Recorded information
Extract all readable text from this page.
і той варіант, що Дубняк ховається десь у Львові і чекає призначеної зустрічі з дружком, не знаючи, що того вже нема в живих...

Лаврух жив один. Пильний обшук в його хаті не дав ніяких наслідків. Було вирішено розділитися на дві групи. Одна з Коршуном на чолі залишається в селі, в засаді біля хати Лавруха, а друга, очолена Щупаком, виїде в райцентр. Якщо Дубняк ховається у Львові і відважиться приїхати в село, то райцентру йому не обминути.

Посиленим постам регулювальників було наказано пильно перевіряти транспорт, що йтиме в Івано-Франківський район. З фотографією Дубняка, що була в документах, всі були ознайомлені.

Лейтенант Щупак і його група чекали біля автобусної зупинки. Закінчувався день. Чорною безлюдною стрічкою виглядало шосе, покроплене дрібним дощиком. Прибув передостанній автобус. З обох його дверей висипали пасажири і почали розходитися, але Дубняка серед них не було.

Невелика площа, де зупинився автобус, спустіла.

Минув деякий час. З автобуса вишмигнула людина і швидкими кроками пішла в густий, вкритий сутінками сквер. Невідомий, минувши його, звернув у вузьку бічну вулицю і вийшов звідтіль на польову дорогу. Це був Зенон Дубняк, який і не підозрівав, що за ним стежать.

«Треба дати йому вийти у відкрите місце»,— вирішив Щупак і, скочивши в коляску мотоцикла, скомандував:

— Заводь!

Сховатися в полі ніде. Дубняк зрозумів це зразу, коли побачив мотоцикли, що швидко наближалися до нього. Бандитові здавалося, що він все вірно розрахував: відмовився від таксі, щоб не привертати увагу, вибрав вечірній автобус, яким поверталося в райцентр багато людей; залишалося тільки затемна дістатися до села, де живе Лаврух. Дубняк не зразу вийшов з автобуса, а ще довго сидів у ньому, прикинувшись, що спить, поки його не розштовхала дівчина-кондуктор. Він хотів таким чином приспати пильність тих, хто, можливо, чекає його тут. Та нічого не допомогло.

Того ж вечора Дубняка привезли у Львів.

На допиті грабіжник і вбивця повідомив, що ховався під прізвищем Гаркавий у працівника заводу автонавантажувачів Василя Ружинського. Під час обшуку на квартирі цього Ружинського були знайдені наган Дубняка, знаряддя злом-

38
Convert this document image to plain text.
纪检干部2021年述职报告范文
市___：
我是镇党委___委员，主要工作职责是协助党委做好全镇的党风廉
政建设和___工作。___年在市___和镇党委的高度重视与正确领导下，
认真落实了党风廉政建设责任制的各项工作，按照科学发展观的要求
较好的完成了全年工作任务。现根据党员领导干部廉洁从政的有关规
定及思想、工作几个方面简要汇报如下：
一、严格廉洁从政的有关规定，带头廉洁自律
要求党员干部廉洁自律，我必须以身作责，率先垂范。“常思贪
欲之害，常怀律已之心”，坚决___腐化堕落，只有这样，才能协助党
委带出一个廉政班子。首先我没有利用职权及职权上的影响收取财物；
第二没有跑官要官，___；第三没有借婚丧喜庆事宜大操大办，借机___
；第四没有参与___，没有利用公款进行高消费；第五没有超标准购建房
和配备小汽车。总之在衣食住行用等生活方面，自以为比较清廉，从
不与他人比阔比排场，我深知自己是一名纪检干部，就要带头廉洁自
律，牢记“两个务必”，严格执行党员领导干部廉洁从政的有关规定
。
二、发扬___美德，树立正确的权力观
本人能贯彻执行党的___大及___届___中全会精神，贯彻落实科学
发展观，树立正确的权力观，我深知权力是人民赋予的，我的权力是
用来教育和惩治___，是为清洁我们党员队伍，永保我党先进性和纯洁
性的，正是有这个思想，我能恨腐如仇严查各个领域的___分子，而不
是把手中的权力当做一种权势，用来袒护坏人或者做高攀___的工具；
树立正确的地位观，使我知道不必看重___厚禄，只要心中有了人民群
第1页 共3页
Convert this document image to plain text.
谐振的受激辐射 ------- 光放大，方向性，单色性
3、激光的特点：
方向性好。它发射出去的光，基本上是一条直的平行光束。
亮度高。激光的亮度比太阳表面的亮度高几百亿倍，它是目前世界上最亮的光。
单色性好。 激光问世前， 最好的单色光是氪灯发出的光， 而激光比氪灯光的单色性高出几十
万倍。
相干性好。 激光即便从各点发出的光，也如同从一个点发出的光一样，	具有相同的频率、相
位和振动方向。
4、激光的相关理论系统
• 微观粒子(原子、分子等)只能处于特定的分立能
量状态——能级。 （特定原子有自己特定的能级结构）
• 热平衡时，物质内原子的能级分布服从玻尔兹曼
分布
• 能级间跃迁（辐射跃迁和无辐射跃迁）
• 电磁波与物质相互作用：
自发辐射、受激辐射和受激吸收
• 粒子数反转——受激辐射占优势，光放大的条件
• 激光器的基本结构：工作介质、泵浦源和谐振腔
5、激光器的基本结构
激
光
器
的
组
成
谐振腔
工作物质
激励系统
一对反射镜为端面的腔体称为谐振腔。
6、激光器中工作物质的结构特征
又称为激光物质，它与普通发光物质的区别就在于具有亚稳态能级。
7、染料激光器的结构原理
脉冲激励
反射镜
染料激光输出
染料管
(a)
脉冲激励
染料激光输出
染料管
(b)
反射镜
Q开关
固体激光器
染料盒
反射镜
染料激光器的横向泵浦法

Exercise prompt
Give the listing above again, word for word.

Solution to this exercise
Extract all readable text from this page.
і той варіант, що Дубняк ховається десь у Львові і чекає призначеної зустрічі з дружком, не знаючи, що того вже нема в живих...

Лаврух жив один. Пильний обшук в його хаті не дав ніяких наслідків. Було вирішено розділитися на дві групи. Одна з Коршуном на чолі залишається в селі, в засаді біля хати Лавруха, а друга, очолена Щупаком, виїде в райцентр. Якщо Дубняк ховається у Львові і відважиться приїхати в село, то райцентру йому не обминути.

Посиленим постам регулювальників було наказано пильно перевіряти транспорт, що йтиме в Івано-Франківський район. З фотографією Дубняка, що була в документах, всі були ознайомлені.

Лейтенант Щупак і його група чекали біля автобусної зупинки. Закінчувався день. Чорною безлюдною стрічкою виглядало шосе, покроплене дрібним дощиком. Прибув передостанній автобус. З обох його дверей висипали пасажири і почали розходитися, але Дубняка серед них не було.

Невелика площа, де зупинився автобус, спустіла.

Минув деякий час. З автобуса вишмигнула людина і швидкими кроками пішла в густий, вкритий сутінками сквер. Невідомий, минувши його, звернув у вузьку бічну вулицю і вийшов звідтіль на польову дорогу. Це був Зенон Дубняк, який і не підозрівав, що за ним стежать.

«Треба дати йому вийти у відкрите місце»,— вирішив Щупак і, скочивши в коляску мотоцикла, скомандував:

— Заводь!

Сховатися в полі ніде. Дубняк зрозумів це зразу, коли побачив мотоцикли, що швидко наближалися до нього. Бандитові здавалося, що він все вірно розрахував: відмовився від таксі, щоб не привертати увагу, вибрав вечірній автобус, яким поверталося в райцентр багато людей; залишалося тільки затемна дістатися до села, де живе Лаврух. Дубняк не зразу вийшов з автобуса, а ще довго сидів у ньому, прикинувшись, що спить, поки його не розштовхала дівчина-кондуктор. Він хотів таким чином приспати пильність тих, хто, можливо, чекає його тут. Та нічого не допомогло.

Того ж вечора Дубняка привезли у Львів.

На допиті грабіжник і вбивця повідомив, що ховався під прізвищем Гаркавий у працівника заводу автонавантажувачів Василя Ружинського. Під час обшуку на квартирі цього Ружинського були знайдені наган Дубняка, знаряддя злом-

38
Convert this document image to plain text.
纪检干部2021年述职报告范文
市___：
我是镇党委___委员，主要工作职责是协助党委做好全镇的党风廉
政建设和___工作。___年在市___和镇党委的高度重视与正确领导下，
认真落实了党风廉政建设责任制的各项工作，按照科学发展观的要求
较好的完成了全年工作任务。现根据党员领导干部廉洁从政的有关规
定及思想、工作几个方面简要汇报如下：
一、严格廉洁从政的有关规定，带头廉洁自律
要求党员干部廉洁自律，我必须以身作责，率先垂范。“常思贪
欲之害，常怀律已之心”，坚决___腐化堕落，只有这样，才能协助党
委带出一个廉政班子。首先我没有利用职权及职权上的影响收取财物；
第二没有跑官要官，___；第三没有借婚丧喜庆事宜大操大办，借机___
；第四没有参与___，没有利用公款进行高消费；第五没有超标准购建房
和配备小汽车。总之在衣食住行用等生活方面，自以为比较清廉，从
不与他人比阔比排场，我深知自己是一名纪检干部，就要带头廉洁自
律，牢记“两个务必”，严格执行党员领导干部廉洁从政的有关规定
。
二、发扬___美德，树立正确的权力观
本人能贯彻执行党的___大及___届___中全会精神，贯彻落实科学
发展观，树立正确的权力观，我深知权力是人民赋予的，我的权力是
用来教育和惩治___，是为清洁我们党员队伍，永保我党先进性和纯洁
性的，正是有这个思想，我能恨腐如仇严查各个领域的___分子，而不
是把手中的权力当做一种权势，用来袒护坏人或者做高攀___的工具；
树立正确的地位观，使我知道不必看重___厚禄，只要心中有了人民群
第1页 共3页
Convert this document image to plain text.
谐振的受激辐射 ------- 光放大，方向性，单色性
3、激光的特点：
方向性好。它发射出去的光，基本上是一条直的平行光束。
亮度高。激光的亮度比太阳表面的亮度高几百亿倍，它是目前世界上最亮的光。
单色性好。 激光问世前， 最好的单色光是氪灯发出的光， 而激光比氪灯光的单色性高出几十
万倍。
相干性好。 激光即便从各点发出的光，也如同从一个点发出的光一样，	具有相同的频率、相
位和振动方向。
4、激光的相关理论系统
• 微观粒子(原子、分子等)只能处于特定的分立能
量状态——能级。 （特定原子有自己特定的能级结构）
• 热平衡时，物质内原子的能级分布服从玻尔兹曼
分布
• 能级间跃迁（辐射跃迁和无辐射跃迁）
• 电磁波与物质相互作用：
自发辐射、受激辐射和受激吸收
• 粒子数反转——受激辐射占优势，光放大的条件
• 激光器的基本结构：工作介质、泵浦源和谐振腔
5、激光器的基本结构
激
光
器
的
组
成
谐振腔
工作物质
激励系统
一对反射镜为端面的腔体称为谐振腔。
6、激光器中工作物质的结构特征
又称为激光物质，它与普通发光物质的区别就在于具有亚稳态能级。
7、染料激光器的结构原理
脉冲激励
反射镜
染料激光输出
染料管
(a)
脉冲激励
染料激光输出
染料管
(b)
反射镜
Q开关
固体激光器
染料盒
反射镜
染料激光器的横向泵浦法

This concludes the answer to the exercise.